# [INPUT FOR THIS TASK]
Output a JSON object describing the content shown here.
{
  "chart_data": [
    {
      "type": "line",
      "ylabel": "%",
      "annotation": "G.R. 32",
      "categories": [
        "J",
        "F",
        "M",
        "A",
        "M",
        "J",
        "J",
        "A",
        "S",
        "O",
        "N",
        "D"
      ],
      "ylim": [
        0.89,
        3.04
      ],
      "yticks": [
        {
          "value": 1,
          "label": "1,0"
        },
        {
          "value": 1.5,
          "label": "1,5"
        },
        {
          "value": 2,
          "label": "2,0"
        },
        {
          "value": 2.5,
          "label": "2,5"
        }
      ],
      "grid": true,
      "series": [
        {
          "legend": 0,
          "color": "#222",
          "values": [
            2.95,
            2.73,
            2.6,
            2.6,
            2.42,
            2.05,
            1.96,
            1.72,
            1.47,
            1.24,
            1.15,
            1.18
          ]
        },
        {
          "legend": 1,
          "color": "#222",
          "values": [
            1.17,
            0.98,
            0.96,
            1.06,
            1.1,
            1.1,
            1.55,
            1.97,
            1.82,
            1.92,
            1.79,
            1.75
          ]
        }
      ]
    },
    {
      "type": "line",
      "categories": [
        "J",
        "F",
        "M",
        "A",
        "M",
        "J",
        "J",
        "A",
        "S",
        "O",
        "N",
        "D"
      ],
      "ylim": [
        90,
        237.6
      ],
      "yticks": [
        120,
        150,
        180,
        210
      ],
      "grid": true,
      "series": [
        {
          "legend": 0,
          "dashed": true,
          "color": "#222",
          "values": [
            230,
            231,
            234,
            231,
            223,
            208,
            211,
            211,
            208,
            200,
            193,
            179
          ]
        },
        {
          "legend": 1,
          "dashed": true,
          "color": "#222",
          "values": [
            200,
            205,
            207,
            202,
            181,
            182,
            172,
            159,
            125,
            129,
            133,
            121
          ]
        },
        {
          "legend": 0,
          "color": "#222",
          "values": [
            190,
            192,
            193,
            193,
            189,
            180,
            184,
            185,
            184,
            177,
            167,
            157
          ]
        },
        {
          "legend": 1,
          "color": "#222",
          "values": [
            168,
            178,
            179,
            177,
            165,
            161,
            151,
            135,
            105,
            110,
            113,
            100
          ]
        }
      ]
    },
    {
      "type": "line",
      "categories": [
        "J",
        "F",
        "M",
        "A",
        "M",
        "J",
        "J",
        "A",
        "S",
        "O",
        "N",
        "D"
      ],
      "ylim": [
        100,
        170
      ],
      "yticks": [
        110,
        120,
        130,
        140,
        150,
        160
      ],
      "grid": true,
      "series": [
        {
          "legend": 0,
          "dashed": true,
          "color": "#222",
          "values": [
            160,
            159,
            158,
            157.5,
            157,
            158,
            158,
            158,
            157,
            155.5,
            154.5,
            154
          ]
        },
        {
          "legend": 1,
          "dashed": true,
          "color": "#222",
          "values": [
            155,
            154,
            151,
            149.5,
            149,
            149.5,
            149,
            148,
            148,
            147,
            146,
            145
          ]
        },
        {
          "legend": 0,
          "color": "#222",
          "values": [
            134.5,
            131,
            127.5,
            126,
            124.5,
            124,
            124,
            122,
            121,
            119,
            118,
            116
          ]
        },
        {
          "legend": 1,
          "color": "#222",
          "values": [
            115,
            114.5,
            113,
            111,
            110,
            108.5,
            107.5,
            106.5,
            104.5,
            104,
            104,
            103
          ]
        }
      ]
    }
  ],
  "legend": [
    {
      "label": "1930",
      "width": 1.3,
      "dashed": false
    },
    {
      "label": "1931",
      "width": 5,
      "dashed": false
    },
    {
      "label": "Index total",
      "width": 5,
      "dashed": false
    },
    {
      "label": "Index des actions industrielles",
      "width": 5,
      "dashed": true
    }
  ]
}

# [DIRECTIONS FOR THIS TASK]
Return the listing above word for word.

# [RESPONSE BELOW]
Output a JSON object describing the content shown here.
{
  "chart_data": [
    {
      "type": "line",
      "ylabel": "%",
      "annotation": "G.R. 32",
      "categories": [
        "J",
        "F",
        "M",
        "A",
        "M",
        "J",
        "J",
        "A",
        "S",
        "O",
        "N",
        "D"
      ],
      "ylim": [
        0.89,
        3.04
      ],
      "yticks": [
        {
          "value": 1,
          "label": "1,0"
        },
        {
          "value": 1.5,
          "label": "1,5"
        },
        {
          "value": 2,
          "label": "2,0"
        },
        {
          "value": 2.5,
          "label": "2,5"
        }
      ],
      "grid": true,
      "series": [
        {
          "legend": 0,
          "color": "#222",
          "values": [
            2.95,
            2.73,
            2.6,
            2.6,
            2.42,
            2.05,
            1.96,
            1.72,
            1.47,
            1.24,
            1.15,
            1.18
          ]
        },
        {
          "legend": 1,
          "color": "#222",
          "values": [
            1.17,
            0.98,
            0.96,
            1.06,
            1.1,
            1.1,
            1.55,
            1.97,
            1.82,
            1.92,
            1.79,
            1.75
          ]
        }
      ]
    },
    {
      "type": "line",
      "categories": [
        "J",
        "F",
        "M",
        "A",
        "M",
        "J",
        "J",
        "A",
        "S",
        "O",
        "N",
        "D"
      ],
      "ylim": [
        90,
        237.6
      ],
      "yticks": [
        120,
        150,
        180,
        210
      ],
      "grid": true,
      "series": [
        {
          "legend": 0,
          "dashed": true,
          "color": "#222",
          "values": [
            230,
            231,
            234,
            231,
            223,
            208,
            211,
            211,
            208,
            200,
            193,
            179
          ]
        },
        {
          "legend": 1,
          "dashed": true,
          "color": "#222",
          "values": [
            200,
            205,
            207,
            202,
            181,
            182,
            172,
            159,
            125,
            129,
            133,
            121
          ]
        },
        {
          "legend": 0,
          "color": "#222",
          "values": [
            190,
            192,
            193,
            193,
            189,
            180,
            184,
            185,
            184,
            177,
            167,
            157
          ]
        },
        {
          "legend": 1,
          "color": "#222",
          "values": [
            168,
            178,
            179,
            177,
            165,
            161,
            151,
            135,
            105,
            110,
            113,
            100
          ]
        }
      ]
    },
    {
      "type": "line",
      "categories": [
        "J",
        "F",
        "M",
        "A",
        "M",
        "J",
        "J",
        "A",
        "S",
        "O",
        "N",
        "D"
      ],
      "ylim": [
        100,
        170
      ],
      "yticks": [
        110,
        120,
        130,
        140,
        150,
        160
      ],
      "grid": true,
      "series": [
        {
          "legend": 0,
          "dashed": true,
          "color": "#222",
          "values": [
            160,
            159,
            158,
            157.5,
            157,
            158,
            158,
            158,
            157,
            155.5,
            154.5,
            154
          ]
        },
        {
          "legend": 1,
          "dashed": true,
          "color": "#222",
          "values": [
            155,
            154,
            151,
            149.5,
            149,
            149.5,
            149,
            148,
            148,
            147,
            146,
            145
          ]
        },
        {
          "legend": 0,
          "color": "#222",
          "values": [
            134.5,
            131,
            127.5,
            126,
            124.5,
            124,
            124,
            122,
            121,
            119,
            118,
            116
          ]
        },
        {
          "legend": 1,
          "color": "#222",
          "values": [
            115,
            114.5,
            113,
            111,
            110,
            108.5,
            107.5,
            106.5,
            104.5,
            104,
            104,
            103
          ]
        }
      ]
    }
  ],
  "legend": [
    {
      "label": "1930",
      "width": 1.3,
      "dashed": false
    },
    {
      "label": "1931",
      "width": 5,
      "dashed": false
    },
    {
      "label": "Index total",
      "width": 5,
      "dashed": false
    },
    {
      "label": "Index des actions industrielles",
      "width": 5,
      "dashed": true
    }
  ]
}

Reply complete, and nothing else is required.